(Dataset entries for page text)
======
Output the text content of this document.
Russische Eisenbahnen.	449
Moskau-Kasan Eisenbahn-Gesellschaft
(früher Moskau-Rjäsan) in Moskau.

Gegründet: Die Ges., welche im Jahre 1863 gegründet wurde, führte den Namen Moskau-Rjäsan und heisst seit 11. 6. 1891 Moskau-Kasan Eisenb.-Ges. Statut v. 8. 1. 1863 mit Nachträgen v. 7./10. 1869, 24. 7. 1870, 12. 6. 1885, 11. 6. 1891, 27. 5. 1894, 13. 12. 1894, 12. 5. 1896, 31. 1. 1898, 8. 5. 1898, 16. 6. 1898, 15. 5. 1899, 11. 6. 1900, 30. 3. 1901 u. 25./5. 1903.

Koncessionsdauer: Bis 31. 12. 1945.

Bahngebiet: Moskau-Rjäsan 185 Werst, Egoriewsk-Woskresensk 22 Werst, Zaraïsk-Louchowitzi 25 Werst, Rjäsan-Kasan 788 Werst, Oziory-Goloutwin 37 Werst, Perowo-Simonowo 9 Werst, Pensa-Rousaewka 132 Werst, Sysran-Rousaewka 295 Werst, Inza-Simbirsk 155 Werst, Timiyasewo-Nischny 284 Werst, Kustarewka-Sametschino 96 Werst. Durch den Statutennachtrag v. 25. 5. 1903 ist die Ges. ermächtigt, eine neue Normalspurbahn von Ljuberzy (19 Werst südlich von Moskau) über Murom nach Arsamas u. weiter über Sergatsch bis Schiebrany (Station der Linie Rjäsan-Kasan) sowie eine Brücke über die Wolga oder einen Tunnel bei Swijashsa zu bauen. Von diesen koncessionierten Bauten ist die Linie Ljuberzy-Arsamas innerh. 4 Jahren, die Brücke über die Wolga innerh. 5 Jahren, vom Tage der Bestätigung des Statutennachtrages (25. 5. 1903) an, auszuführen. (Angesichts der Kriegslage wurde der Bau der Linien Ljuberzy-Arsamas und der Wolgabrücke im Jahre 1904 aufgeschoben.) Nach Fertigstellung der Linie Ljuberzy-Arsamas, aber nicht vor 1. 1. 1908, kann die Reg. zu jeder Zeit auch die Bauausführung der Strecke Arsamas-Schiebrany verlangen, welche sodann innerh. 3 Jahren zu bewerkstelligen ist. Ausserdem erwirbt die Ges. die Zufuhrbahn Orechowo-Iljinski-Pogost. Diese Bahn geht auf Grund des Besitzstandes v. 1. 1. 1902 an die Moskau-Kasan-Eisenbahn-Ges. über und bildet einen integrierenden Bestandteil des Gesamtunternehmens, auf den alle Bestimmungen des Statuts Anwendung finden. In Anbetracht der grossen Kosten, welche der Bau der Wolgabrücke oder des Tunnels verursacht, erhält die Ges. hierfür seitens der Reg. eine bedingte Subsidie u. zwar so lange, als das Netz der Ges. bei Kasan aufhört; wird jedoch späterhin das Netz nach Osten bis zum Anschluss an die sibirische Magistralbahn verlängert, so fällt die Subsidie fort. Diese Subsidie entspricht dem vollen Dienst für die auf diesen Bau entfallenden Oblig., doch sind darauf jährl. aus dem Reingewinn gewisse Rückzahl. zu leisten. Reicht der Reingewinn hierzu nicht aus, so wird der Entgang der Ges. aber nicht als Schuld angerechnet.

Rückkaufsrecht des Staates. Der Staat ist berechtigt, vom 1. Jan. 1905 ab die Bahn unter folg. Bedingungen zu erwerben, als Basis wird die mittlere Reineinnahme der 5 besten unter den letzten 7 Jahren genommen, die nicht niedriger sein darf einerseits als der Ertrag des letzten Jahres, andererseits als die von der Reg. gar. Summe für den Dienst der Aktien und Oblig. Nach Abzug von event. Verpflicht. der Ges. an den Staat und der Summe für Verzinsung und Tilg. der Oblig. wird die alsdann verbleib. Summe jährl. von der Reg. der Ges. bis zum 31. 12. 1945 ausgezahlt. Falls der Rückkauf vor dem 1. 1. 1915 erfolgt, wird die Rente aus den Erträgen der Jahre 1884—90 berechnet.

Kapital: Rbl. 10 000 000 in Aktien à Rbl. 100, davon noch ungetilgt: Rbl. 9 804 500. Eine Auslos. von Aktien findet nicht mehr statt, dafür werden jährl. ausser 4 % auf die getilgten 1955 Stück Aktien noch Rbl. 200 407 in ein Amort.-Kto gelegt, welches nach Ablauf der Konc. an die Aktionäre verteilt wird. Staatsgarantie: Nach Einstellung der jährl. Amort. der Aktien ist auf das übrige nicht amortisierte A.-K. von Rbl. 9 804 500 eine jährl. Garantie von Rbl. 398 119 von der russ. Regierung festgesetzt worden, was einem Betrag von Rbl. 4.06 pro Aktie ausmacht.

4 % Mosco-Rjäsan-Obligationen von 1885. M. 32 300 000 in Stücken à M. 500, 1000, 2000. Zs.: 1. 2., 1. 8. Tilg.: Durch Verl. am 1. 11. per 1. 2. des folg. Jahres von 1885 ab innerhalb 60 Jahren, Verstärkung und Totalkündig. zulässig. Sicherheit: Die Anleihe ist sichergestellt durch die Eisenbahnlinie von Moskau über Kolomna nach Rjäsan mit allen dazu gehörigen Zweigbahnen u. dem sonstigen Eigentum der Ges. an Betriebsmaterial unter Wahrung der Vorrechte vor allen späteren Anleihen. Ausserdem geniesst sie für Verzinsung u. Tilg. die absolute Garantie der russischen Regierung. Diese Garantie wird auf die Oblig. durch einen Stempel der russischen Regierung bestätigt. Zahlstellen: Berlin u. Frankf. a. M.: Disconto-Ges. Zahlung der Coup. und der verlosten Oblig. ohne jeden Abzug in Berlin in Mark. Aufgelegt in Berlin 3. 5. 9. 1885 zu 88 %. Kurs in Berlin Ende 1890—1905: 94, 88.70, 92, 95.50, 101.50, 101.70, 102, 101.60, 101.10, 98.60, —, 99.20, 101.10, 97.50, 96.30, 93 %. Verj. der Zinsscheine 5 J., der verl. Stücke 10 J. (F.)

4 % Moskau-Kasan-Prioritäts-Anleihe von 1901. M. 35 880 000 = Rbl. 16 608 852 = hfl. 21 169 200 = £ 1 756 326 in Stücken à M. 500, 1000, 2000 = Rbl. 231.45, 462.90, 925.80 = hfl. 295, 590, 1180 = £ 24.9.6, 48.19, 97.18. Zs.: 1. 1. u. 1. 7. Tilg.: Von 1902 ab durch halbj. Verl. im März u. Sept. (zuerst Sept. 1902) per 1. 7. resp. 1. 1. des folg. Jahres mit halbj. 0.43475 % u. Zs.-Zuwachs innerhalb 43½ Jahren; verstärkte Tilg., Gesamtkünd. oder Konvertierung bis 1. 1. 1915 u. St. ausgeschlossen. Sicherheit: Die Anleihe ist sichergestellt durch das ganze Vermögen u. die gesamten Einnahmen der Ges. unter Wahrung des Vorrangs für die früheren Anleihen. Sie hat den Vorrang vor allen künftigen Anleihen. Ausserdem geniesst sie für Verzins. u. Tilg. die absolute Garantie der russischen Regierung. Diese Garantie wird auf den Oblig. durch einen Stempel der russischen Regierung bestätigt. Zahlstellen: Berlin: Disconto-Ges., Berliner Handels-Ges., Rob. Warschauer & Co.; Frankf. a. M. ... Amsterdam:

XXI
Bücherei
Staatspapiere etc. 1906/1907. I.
======
WORK INSTRUCTIONS ▸
Find "Abzug" in the data above. Report each line where it appears.

YOUR SOLUTION ▸
Rückkaufsrecht des Staates. Der Staat ist berechtigt, vom 1. Jan. 1905 ab die Bahn unter folg. Bedingungen zu erwerben, als Basis wird die mittlere Reineinnahme der 5 besten unter den letzten 7 Jahren genommen, die nicht niedriger sein darf einerseits als der Ertrag des letzten Jahres, andererseits als die von der Reg. gar. Summe für den Dienst der Aktien und Oblig. Nach Abzug von event. Verpflicht. der Ges. an den Staat und der Summe für Verzinsung und Tilg. der Oblig. wird die alsdann verbleib. Summe jährl. von der Reg. der Ges. bis zum 31. 12. 1945 ausgezahlt. Falls der Rückkauf vor dem 1. 1. 1915 erfolgt, wird die Rente aus den Erträgen der Jahre 1884—90 berechnet.
4 % Mosco-Rjäsan-Obligationen von 1885. M. 32 300 000 in Stücken à M. 500, 1000, 2000. Zs.: 1. 2., 1. 8. Tilg.: Durch Verl. am 1. 11. per 1. 2. des folg. Jahres von 1885 ab innerhalb 60 Jahren, Verstärkung und Totalkündig. zulässig. Sicherheit: Die Anleihe ist sichergestellt durch die Eisenbahnlinie von Moskau über Kolomna nach Rjäsan mit allen dazu gehörigen Zweigbahnen u. dem sonstigen Eigentum der Ges. an Betriebsmaterial unter Wahrung der Vorrechte vor allen späteren Anleihen. Ausserdem geniesst sie für Verzinsung u. Tilg. die absolute Garantie der russischen Regierung. Diese Garantie wird auf die Oblig. durch einen Stempel der russischen Regierung bestätigt. Zahlstellen: Berlin u. Frankf. a. M.: Disconto-Ges. Zahlung der Coup. und der verlosten Oblig. ohne jeden Abzug in Berlin in Mark. Aufgelegt in Berlin 3. 5. 9. 1885 zu 88 %. Kurs in Berlin Ende 1890—1905: 94, 88.70, 92, 95.50, 101.50, 101.70, 102, 101.60, 101.10, 98.60, —, 99.20, 101.10, 97.50, 96.30, 93 %. Verj. der Zinsscheine 5 J., der verl. Stücke 10 J. (F.)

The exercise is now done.